_Problem requirements:_ Output each line of the material exactly as it stands.

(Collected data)
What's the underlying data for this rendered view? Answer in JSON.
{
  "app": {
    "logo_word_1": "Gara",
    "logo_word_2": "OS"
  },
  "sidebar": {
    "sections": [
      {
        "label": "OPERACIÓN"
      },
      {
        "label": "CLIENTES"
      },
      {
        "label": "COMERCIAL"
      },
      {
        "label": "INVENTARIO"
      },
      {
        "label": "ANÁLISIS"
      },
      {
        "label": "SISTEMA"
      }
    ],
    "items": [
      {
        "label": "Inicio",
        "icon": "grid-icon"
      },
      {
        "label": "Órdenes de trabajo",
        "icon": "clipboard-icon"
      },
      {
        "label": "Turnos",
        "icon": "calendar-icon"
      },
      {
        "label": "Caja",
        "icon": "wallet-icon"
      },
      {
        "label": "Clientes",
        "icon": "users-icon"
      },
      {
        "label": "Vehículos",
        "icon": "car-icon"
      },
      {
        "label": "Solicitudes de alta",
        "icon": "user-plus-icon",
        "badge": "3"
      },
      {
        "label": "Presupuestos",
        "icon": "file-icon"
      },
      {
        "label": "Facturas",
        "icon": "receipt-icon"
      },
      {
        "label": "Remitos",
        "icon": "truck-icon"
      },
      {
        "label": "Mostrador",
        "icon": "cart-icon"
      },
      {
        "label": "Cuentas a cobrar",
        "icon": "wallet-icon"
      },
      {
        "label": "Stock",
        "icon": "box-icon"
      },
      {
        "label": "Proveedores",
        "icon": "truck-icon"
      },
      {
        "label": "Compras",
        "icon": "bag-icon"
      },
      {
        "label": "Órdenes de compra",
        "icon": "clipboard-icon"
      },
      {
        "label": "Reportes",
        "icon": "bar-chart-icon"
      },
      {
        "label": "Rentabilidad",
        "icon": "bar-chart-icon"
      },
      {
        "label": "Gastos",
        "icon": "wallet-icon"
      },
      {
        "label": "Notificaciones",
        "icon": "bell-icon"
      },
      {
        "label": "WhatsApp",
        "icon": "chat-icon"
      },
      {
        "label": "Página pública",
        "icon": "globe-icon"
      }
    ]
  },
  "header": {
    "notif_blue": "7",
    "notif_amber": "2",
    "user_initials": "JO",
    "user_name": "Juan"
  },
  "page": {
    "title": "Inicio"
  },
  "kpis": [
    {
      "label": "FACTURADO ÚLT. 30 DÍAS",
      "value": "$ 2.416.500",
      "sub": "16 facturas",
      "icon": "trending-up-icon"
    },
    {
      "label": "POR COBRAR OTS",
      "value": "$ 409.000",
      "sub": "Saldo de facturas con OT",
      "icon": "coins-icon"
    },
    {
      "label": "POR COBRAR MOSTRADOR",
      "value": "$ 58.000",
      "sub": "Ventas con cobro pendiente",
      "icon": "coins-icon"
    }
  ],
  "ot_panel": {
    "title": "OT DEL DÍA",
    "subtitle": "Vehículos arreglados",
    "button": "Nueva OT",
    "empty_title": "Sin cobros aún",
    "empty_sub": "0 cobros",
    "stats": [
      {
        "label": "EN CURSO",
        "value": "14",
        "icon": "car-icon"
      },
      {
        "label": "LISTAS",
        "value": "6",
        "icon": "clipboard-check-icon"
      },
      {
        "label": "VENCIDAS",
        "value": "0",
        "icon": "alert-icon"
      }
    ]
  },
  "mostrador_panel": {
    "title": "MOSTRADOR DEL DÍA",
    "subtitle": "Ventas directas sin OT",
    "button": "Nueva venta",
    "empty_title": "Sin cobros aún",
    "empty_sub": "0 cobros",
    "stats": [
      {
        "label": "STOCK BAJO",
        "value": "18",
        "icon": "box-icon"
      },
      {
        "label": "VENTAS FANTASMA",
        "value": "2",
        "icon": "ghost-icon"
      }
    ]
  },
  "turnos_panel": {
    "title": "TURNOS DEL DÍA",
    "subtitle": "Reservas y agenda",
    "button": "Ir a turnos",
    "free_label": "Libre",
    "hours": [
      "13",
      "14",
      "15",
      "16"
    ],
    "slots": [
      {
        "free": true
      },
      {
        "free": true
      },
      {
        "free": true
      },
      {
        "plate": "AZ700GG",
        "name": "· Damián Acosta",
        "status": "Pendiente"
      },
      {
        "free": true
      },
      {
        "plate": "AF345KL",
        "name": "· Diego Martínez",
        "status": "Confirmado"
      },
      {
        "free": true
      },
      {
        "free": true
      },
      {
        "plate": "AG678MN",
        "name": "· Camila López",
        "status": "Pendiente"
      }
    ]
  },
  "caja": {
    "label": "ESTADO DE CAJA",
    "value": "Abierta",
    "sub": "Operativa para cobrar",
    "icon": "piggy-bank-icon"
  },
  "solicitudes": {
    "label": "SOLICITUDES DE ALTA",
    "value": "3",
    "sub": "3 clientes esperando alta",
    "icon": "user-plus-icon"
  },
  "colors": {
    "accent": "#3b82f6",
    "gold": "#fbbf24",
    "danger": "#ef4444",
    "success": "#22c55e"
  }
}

_Response to this exercise:_
What's the underlying data for this rendered view? Answer in JSON.
{
  "app": {
    "logo_word_1": "Gara",
    "logo_word_2": "OS"
  },
  "sidebar": {
    "sections": [
      {
        "label": "OPERACIÓN"
      },
      {
        "label": "CLIENTES"
      },
      {
        "label": "COMERCIAL"
      },
      {
        "label": "INVENTARIO"
      },
      {
        "label": "ANÁLISIS"
      },
      {
        "label": "SISTEMA"
      }
    ],
    "items": [
      {
        "label": "Inicio",
        "icon": "grid-icon"
      },
      {
        "label": "Órdenes de trabajo",
        "icon": "clipboard-icon"
      },
      {
        "label": "Turnos",
        "icon": "calendar-icon"
      },
      {
        "label": "Caja",
        "icon": "wallet-icon"
      },
      {
        "label": "Clientes",
        "icon": "users-icon"
      },
      {
        "label": "Vehículos",
        "icon": "car-icon"
      },
      {
        "label": "Solicitudes de alta",
        "icon": "user-plus-icon",
        "badge": "3"
      },
      {
        "label": "Presupuestos",
        "icon": "file-icon"
      },
      {
        "label": "Facturas",
        "icon": "receipt-icon"
      },
      {
        "label": "Remitos",
        "icon": "truck-icon"
      },
      {
        "label": "Mostrador",
        "icon": "cart-icon"
      },
      {
        "label": "Cuentas a cobrar",
        "icon": "wallet-icon"
      },
      {
        "label": "Stock",
        "icon": "box-icon"
      },
      {
        "label": "Proveedores",
        "icon": "truck-icon"
      },
      {
        "label": "Compras",
        "icon": "bag-icon"
      },
      {
        "label": "Órdenes de compra",
        "icon": "clipboard-icon"
      },
      {
        "label": "Reportes",
        "icon": "bar-chart-icon"
      },
      {
        "label": "Rentabilidad",
        "icon": "bar-chart-icon"
      },
      {
        "label": "Gastos",
        "icon": "wallet-icon"
      },
      {
        "label": "Notificaciones",
        "icon": "bell-icon"
      },
      {
        "label": "WhatsApp",
        "icon": "chat-icon"
      },
      {
        "label": "Página pública",
        "icon": "globe-icon"
      }
    ]
  },
  "header": {
    "notif_blue": "7",
    "notif_amber": "2",
    "user_initials": "JO",
    "user_name": "Juan"
  },
  "page": {
    "title": "Inicio"
  },
  "kpis": [
    {
      "label": "FACTURADO ÚLT. 30 DÍAS",
      "value": "$ 2.416.500",
      "sub": "16 facturas",
      "icon": "trending-up-icon"
    },
    {
      "label": "POR COBRAR OTS",
      "value": "$ 409.000",
      "sub": "Saldo de facturas con OT",
      "icon": "coins-icon"
    },
    {
      "label": "POR COBRAR MOSTRADOR",
      "value": "$ 58.000",
      "sub": "Ventas con cobro pendiente",
      "icon": "coins-icon"
    }
  ],
  "ot_panel": {
    "title": "OT DEL DÍA",
    "subtitle": "Vehículos arreglados",
    "button": "Nueva OT",
    "empty_title": "Sin cobros aún",
    "empty_sub": "0 cobros",
    "stats": [
      {
        "label": "EN CURSO",
        "value": "14",
        "icon": "car-icon"
      },
      {
        "label": "LISTAS",
        "value": "6",
        "icon": "clipboard-check-icon"
      },
      {
        "label": "VENCIDAS",
        "value": "0",
        "icon": "alert-icon"
      }
    ]
  },
  "mostrador_panel": {
    "title": "MOSTRADOR DEL DÍA",
    "subtitle": "Ventas directas sin OT",
    "button": "Nueva venta",
    "empty_title": "Sin cobros aún",
    "empty_sub": "0 cobros",
    "stats": [
      {
        "label": "STOCK BAJO",
        "value": "18",
        "icon": "box-icon"
      },
      {
        "label": "VENTAS FANTASMA",
        "value": "2",
        "icon": "ghost-icon"
      }
    ]
  },
  "turnos_panel": {
    "title": "TURNOS DEL DÍA",
    "subtitle": "Reservas y agenda",
    "button": "Ir a turnos",
    "free_label": "Libre",
    "hours": [
      "13",
      "14",
      "15",
      "16"
    ],
    "slots": [
      {
        "free": true
      },
      {
        "free": true
      },
      {
        "free": true
      },
      {
        "plate": "AZ700GG",
        "name": "· Damián Acosta",
        "status": "Pendiente"
      },
      {
        "free": true
      },
      {
        "plate": "AF345KL",
        "name": "· Diego Martínez",
        "status": "Confirmado"
      },
      {
        "free": true
      },
      {
        "free": true
      },
      {
        "plate": "AG678MN",
        "name": "· Camila López",
        "status": "Pendiente"
      }
    ]
  },
  "caja": {
    "label": "ESTADO DE CAJA",
    "value": "Abierta",
    "sub": "Operativa para cobrar",
    "icon": "piggy-bank-icon"
  },
  "solicitudes": {
    "label": "SOLICITUDES DE ALTA",
    "value": "3",
    "sub": "3 clientes esperando alta",
    "icon": "user-plus-icon"
  },
  "colors": {
    "accent": "#3b82f6",
    "gold": "#fbbf24",
    "danger": "#ef4444",
    "success": "#22c55e"
  }
}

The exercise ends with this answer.